* _Description of the task_:
Identify every line of the data below that contains the string "left", and copy each of those lines. Case counts.

(Some data)
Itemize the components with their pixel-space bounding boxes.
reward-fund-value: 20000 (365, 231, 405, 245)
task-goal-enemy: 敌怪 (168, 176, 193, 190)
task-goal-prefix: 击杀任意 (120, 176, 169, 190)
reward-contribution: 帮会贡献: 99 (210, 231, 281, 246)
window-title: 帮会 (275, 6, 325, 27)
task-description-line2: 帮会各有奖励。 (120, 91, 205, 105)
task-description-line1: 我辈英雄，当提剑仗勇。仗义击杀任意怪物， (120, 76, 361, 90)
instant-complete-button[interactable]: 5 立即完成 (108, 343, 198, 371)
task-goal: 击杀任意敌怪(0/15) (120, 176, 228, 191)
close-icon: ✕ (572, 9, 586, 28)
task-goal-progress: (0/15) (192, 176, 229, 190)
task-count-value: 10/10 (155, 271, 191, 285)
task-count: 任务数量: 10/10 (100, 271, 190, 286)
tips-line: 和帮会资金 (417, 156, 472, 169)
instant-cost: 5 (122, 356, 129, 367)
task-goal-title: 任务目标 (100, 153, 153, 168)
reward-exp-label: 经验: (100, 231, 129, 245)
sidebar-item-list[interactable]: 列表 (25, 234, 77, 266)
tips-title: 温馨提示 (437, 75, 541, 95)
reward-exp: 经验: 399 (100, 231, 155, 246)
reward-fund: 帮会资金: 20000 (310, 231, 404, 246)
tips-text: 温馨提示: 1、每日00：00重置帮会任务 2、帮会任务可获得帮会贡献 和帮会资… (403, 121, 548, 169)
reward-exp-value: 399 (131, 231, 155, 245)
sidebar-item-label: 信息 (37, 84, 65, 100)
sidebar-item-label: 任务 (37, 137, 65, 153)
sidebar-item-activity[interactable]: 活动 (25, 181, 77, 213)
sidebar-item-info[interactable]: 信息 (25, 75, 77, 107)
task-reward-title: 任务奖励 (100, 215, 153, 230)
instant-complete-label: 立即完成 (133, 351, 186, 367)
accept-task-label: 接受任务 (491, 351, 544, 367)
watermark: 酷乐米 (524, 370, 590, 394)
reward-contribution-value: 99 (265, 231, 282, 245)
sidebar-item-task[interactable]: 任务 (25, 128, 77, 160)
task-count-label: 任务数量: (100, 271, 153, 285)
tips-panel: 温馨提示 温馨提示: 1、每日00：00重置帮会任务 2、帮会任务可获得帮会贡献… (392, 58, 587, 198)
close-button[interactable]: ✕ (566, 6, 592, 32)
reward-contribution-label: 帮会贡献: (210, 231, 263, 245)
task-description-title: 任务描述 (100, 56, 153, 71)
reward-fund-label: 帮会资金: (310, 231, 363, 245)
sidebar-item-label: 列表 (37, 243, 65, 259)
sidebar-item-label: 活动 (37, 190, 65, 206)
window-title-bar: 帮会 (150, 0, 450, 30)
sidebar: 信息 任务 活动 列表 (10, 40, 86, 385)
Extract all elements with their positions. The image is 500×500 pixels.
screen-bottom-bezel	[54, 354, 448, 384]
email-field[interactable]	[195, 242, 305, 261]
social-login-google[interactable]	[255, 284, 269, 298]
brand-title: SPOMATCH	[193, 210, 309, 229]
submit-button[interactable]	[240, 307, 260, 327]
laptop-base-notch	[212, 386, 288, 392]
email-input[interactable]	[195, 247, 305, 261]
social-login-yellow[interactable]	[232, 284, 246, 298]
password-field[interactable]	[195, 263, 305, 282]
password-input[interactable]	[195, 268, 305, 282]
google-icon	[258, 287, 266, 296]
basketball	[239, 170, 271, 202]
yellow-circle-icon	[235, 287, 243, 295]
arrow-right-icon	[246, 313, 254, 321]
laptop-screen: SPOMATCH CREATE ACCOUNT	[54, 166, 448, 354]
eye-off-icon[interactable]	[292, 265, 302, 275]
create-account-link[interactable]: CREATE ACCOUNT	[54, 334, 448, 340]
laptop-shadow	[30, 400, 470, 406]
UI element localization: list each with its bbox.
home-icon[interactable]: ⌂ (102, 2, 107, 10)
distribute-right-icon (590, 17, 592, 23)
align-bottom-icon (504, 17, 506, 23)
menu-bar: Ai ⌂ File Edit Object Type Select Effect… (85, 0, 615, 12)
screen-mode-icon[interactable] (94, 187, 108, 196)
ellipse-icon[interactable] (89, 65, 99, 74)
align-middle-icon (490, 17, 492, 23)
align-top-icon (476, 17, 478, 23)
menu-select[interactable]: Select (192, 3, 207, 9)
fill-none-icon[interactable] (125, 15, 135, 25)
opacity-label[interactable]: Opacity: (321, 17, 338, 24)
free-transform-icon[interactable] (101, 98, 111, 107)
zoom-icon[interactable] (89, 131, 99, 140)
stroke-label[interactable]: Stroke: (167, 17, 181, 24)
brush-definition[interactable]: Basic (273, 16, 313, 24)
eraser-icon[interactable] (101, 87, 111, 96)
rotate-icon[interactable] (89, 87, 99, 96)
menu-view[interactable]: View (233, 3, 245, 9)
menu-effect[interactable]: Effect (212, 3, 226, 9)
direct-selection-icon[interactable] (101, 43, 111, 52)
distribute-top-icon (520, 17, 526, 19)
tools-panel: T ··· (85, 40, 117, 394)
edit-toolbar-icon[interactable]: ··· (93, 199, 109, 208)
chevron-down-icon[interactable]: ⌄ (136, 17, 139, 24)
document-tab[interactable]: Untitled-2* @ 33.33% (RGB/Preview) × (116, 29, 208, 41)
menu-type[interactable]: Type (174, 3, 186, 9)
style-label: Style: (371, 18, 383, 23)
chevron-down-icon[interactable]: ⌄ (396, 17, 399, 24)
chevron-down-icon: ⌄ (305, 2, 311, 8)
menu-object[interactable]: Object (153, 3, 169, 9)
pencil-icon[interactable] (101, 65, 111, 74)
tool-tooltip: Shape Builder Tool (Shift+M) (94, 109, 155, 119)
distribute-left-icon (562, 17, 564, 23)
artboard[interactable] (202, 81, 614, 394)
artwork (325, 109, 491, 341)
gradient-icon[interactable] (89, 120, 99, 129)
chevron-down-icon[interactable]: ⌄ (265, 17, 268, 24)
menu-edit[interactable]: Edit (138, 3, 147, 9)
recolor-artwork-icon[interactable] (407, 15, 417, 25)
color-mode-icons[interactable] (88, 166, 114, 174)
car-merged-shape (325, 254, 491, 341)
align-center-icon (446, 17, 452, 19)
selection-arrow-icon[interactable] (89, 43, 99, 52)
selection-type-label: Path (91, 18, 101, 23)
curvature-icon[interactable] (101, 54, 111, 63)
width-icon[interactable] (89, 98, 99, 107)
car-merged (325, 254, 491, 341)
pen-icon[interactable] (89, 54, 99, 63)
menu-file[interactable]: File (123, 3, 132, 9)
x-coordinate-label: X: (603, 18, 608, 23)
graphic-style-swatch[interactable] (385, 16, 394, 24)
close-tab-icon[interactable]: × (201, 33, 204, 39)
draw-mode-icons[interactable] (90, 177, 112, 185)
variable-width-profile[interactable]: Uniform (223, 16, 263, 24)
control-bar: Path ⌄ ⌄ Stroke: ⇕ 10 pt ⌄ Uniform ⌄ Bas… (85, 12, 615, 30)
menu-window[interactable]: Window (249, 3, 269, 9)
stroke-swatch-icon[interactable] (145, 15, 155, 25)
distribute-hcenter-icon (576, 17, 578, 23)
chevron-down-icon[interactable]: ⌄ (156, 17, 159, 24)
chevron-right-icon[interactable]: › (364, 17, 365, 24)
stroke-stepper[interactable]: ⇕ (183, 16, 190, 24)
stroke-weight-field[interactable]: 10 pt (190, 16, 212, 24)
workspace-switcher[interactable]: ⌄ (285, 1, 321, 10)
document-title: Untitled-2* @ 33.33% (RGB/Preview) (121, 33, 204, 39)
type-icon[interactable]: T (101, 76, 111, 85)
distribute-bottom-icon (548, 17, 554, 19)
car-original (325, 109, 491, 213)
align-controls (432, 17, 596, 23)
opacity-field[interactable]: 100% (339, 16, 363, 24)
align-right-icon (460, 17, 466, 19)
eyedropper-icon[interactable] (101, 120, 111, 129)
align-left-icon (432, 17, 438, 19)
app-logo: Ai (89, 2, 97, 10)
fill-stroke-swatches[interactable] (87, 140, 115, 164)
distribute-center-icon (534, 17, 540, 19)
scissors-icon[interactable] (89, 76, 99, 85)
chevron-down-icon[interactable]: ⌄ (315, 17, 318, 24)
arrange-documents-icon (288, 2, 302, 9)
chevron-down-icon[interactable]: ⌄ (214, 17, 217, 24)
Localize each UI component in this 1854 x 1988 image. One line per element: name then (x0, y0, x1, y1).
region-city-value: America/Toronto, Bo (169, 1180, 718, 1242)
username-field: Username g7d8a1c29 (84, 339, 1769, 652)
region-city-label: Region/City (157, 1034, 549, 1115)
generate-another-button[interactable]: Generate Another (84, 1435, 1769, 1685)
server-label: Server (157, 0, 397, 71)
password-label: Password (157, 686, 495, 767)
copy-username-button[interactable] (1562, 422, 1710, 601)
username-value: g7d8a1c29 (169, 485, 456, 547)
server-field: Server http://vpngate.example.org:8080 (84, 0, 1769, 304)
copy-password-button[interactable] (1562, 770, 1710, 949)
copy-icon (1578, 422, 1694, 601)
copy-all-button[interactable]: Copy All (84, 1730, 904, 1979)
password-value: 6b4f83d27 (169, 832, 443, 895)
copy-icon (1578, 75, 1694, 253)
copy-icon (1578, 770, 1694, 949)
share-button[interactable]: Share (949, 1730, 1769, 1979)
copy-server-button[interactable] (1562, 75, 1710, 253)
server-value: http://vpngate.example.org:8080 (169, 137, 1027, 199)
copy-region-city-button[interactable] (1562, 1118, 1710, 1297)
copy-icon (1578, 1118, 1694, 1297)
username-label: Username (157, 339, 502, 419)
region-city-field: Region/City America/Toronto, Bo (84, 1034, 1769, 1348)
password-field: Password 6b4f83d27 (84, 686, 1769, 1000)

* _Exercise solution_:
distribute-left-icon (562, 17, 564, 23)
align-left-icon (432, 17, 438, 19)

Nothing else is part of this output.